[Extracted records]

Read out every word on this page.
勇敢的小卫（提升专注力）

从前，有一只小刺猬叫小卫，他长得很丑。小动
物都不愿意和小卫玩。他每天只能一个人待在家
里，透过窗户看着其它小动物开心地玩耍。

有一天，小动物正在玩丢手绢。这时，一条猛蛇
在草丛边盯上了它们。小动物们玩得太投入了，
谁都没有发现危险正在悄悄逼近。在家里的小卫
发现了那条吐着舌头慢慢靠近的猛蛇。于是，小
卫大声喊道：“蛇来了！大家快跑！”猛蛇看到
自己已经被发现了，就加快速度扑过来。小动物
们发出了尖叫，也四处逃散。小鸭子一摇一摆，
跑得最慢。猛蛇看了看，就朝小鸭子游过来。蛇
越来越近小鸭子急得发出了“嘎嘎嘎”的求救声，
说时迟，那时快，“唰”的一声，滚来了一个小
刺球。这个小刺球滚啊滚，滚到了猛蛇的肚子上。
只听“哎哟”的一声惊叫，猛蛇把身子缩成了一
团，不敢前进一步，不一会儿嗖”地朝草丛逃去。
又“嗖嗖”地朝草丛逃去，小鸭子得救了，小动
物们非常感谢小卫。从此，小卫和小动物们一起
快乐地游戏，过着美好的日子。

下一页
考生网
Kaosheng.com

▶ [THE PROBLEM]: Copy every line verbatim.

▶ [RESULT BELOW]:
Read out every word on this page.
勇敢的小卫（提升专注力）

从前，有一只小刺猬叫小卫，他长得很丑。小动
物都不愿意和小卫玩。他每天只能一个人待在家
里，透过窗户看着其它小动物开心地玩耍。

有一天，小动物正在玩丢手绢。这时，一条猛蛇
在草丛边盯上了它们。小动物们玩得太投入了，
谁都没有发现危险正在悄悄逼近。在家里的小卫
发现了那条吐着舌头慢慢靠近的猛蛇。于是，小
卫大声喊道：“蛇来了！大家快跑！”猛蛇看到
自己已经被发现了，就加快速度扑过来。小动物
们发出了尖叫，也四处逃散。小鸭子一摇一摆，
跑得最慢。猛蛇看了看，就朝小鸭子游过来。蛇
越来越近小鸭子急得发出了“嘎嘎嘎”的求救声，
说时迟，那时快，“唰”的一声，滚来了一个小
刺球。这个小刺球滚啊滚，滚到了猛蛇的肚子上。
只听“哎哟”的一声惊叫，猛蛇把身子缩成了一
团，不敢前进一步，不一会儿嗖”地朝草丛逃去。
又“嗖嗖”地朝草丛逃去，小鸭子得救了，小动
物们非常感谢小卫。从此，小卫和小动物们一起
快乐地游戏，过着美好的日子。

下一页
考生网
Kaosheng.com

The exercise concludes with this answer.